** START **

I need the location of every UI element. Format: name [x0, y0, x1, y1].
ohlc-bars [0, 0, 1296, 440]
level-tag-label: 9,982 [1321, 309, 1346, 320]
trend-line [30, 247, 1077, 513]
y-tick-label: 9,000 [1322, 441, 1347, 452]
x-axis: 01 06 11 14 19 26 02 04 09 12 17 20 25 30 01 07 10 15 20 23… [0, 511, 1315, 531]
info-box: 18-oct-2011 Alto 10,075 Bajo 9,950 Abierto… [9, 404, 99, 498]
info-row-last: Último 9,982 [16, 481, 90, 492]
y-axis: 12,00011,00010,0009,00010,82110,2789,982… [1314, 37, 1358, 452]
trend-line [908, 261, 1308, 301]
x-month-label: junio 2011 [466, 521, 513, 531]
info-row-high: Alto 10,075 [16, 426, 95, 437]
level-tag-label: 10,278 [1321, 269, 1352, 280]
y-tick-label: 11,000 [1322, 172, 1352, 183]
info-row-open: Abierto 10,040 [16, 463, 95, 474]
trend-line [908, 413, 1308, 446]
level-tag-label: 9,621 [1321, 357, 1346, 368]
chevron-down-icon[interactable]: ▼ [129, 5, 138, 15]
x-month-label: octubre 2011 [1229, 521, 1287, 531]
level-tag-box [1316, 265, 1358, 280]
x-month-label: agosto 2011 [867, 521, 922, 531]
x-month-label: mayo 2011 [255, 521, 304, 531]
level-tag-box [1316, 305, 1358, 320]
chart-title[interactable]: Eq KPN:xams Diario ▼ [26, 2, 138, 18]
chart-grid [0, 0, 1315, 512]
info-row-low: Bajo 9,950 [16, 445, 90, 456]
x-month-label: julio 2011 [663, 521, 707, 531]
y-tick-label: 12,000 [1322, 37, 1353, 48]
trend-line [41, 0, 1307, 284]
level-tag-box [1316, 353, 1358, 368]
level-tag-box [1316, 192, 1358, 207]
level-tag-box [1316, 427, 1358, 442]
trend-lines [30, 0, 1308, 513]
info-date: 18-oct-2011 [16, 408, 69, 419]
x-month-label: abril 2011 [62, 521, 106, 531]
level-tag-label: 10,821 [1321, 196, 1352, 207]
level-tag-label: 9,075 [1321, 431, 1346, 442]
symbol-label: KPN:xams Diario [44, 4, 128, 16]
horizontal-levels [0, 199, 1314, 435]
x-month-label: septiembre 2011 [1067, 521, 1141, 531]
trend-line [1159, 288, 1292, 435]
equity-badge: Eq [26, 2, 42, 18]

** END **
** START **

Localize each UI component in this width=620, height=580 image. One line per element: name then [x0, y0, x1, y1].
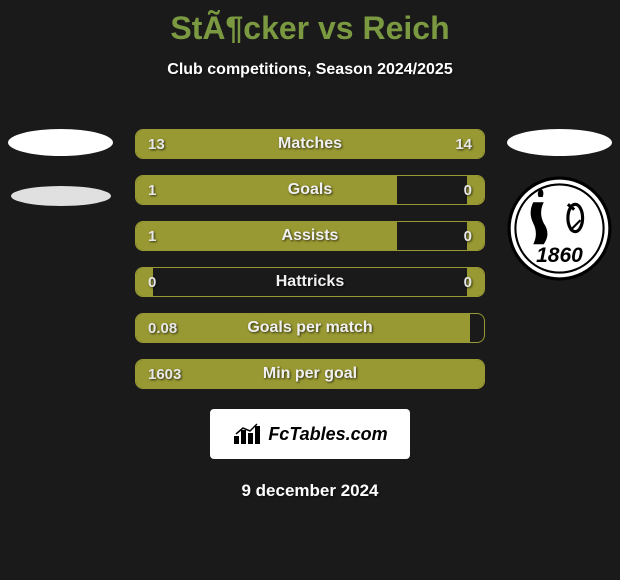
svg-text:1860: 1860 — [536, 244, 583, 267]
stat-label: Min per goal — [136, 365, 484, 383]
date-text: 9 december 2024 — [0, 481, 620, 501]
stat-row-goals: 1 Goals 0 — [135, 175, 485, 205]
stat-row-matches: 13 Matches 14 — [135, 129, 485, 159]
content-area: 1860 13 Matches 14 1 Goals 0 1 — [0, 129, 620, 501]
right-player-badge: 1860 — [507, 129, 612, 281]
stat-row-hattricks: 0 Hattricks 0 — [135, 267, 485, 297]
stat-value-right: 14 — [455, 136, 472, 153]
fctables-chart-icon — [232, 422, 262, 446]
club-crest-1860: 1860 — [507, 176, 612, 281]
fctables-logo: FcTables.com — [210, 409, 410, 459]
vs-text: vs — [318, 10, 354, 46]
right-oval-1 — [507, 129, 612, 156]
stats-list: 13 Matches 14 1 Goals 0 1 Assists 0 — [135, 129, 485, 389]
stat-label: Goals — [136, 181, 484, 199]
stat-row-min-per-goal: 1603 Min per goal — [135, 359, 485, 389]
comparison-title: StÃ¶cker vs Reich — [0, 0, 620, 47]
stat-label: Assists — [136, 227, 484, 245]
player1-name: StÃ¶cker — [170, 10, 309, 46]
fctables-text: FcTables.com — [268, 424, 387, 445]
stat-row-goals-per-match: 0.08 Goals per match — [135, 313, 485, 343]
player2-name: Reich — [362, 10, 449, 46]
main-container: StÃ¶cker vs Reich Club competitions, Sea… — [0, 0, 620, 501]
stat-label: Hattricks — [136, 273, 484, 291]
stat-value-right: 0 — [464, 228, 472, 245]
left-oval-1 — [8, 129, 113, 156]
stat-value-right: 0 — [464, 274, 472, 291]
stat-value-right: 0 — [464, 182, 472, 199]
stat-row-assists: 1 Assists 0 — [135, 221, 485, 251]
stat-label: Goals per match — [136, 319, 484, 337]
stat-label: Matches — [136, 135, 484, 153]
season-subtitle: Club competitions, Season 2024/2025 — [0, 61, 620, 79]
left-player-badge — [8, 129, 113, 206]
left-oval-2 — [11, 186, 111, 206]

** END **

WHAT IS EXPECTED →
Reproduce the lines above verbatim, starting at the line that contains "svg-text:1860: 1860 — [536, 244, 583, 267]" and stopping after the line that contains "club-crest-1860: 1860 — [507, 176, 612, 281]".

EXPECTED ANSWER →
svg-text:1860: 1860 — [536, 244, 583, 267]
stat-label: Min per goal — [136, 365, 484, 383]
date-text: 9 december 2024 — [0, 481, 620, 501]
stat-row-goals: 1 Goals 0 — [135, 175, 485, 205]
stat-row-matches: 13 Matches 14 — [135, 129, 485, 159]
content-area: 1860 13 Matches 14 1 Goals 0 1 — [0, 129, 620, 501]
right-player-badge: 1860 — [507, 129, 612, 281]
stat-row-hattricks: 0 Hattricks 0 — [135, 267, 485, 297]
stat-value-right: 14 — [455, 136, 472, 153]
fctables-chart-icon — [232, 422, 262, 446]
club-crest-1860: 1860 — [507, 176, 612, 281]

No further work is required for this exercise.